begin DATA PROVIDED
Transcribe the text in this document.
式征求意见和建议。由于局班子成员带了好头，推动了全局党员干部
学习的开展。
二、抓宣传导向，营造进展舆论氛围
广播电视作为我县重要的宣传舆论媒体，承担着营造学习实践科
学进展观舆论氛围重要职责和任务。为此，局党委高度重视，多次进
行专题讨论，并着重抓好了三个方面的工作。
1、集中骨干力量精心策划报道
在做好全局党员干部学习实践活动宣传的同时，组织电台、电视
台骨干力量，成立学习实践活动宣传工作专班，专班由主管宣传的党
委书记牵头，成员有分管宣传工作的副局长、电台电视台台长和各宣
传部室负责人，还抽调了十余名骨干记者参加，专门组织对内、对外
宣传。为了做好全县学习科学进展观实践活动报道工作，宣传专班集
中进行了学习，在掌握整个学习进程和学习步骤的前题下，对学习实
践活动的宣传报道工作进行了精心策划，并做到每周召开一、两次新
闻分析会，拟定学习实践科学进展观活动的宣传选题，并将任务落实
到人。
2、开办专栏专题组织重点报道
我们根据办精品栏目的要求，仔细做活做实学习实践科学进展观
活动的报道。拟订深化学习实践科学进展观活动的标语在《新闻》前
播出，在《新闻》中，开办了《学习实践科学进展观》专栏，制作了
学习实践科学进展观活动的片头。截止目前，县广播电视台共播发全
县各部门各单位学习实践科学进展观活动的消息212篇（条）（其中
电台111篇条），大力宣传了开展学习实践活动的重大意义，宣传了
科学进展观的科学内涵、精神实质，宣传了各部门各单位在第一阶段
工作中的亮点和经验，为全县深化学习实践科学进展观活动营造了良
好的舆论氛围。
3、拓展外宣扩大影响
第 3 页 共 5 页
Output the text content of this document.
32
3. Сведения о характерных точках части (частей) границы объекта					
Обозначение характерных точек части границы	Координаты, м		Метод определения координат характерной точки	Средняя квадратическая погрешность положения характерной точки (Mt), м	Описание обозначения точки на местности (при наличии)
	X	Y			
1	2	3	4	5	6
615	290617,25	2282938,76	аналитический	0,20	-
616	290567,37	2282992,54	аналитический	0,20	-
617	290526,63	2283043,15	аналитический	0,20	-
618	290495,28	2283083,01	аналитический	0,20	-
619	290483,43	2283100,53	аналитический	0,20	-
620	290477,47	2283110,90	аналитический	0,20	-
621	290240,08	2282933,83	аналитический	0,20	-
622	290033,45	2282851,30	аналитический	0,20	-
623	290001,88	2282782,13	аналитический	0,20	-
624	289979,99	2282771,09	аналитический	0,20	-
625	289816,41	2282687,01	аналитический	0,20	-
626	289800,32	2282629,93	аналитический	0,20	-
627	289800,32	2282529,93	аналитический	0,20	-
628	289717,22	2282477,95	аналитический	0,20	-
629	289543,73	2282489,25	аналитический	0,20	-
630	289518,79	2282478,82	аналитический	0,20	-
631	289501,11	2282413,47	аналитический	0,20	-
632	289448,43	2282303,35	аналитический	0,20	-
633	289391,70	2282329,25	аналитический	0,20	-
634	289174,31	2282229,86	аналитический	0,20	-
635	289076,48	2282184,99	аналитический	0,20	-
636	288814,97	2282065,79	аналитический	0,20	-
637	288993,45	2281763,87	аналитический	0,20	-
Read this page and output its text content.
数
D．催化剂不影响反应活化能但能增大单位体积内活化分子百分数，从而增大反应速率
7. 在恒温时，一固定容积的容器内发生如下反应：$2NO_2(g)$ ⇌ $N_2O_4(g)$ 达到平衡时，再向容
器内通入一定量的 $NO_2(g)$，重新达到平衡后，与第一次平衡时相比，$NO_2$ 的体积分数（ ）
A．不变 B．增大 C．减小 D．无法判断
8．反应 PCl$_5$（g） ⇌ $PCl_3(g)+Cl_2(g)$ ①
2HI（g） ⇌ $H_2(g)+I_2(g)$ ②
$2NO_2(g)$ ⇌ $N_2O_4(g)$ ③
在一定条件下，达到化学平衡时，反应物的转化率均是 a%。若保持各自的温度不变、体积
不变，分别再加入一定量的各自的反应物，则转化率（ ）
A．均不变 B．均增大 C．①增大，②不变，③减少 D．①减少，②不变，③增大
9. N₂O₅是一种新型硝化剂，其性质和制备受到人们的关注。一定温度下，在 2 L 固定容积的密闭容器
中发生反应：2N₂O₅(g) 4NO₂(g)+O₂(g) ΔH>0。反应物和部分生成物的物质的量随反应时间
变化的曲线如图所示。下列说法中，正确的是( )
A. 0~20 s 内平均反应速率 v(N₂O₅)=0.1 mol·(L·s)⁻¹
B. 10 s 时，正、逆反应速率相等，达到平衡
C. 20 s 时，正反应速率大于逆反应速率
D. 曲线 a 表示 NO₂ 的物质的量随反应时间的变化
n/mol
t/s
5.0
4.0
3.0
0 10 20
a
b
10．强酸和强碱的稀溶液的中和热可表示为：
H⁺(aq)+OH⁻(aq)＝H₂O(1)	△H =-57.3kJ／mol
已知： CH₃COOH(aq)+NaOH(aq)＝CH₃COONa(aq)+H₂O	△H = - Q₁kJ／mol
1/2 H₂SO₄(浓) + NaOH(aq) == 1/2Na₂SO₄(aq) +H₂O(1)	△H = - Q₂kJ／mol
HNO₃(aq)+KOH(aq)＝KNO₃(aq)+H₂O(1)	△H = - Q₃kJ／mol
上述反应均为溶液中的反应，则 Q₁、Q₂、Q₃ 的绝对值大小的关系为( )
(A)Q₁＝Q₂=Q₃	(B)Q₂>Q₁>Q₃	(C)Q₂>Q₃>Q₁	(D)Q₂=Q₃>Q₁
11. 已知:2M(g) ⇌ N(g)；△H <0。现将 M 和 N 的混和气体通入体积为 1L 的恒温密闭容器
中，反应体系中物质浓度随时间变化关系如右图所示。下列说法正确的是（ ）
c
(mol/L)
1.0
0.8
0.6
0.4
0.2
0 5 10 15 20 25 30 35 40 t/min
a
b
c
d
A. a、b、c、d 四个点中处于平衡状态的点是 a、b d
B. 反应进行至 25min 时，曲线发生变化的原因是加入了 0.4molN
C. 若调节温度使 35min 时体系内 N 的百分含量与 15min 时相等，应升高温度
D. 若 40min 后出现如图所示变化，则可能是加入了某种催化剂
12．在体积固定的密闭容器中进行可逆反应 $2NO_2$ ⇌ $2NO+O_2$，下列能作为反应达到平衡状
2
end DATA PROVIDED
Reproduce each line holding the word "content".

Output the text content of this document.
Read this page and output its text content.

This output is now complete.